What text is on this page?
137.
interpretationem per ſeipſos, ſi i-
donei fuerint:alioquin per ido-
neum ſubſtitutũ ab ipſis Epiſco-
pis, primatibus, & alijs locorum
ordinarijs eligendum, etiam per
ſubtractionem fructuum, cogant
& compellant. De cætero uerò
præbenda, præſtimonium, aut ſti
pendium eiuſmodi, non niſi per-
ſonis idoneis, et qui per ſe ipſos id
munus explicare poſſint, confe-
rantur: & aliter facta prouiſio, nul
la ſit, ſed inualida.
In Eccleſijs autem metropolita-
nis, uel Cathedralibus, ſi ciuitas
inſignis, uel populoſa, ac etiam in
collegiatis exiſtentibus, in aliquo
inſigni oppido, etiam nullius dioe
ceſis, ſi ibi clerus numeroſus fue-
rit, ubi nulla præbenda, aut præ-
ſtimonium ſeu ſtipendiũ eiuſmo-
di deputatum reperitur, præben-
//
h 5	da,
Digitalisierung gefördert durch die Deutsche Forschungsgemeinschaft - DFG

━━━━━━

> [What is expected] Take the records above and return them exactly as written.

> [Task result]
What text is on this page?
137.
interpretationem per ſeipſos, ſi i-
donei fuerint:alioquin per ido-
neum ſubſtitutũ ab ipſis Epiſco-
pis, primatibus, & alijs locorum
ordinarijs eligendum, etiam per
ſubtractionem fructuum, cogant
& compellant. De cætero uerò
præbenda, præſtimonium, aut ſti
pendium eiuſmodi, non niſi per-
ſonis idoneis, et qui per ſe ipſos id
munus explicare poſſint, confe-
rantur: & aliter facta prouiſio, nul
la ſit, ſed inualida.
In Eccleſijs autem metropolita-
nis, uel Cathedralibus, ſi ciuitas
inſignis, uel populoſa, ac etiam in
collegiatis exiſtentibus, in aliquo
inſigni oppido, etiam nullius dioe
ceſis, ſi ibi clerus numeroſus fue-
rit, ubi nulla præbenda, aut præ-
ſtimonium ſeu ſtipendiũ eiuſmo-
di deputatum reperitur, præben-
//
h 5	da,
Digitalisierung gefördert durch die Deutsche Forschungsgemeinschaft - DFG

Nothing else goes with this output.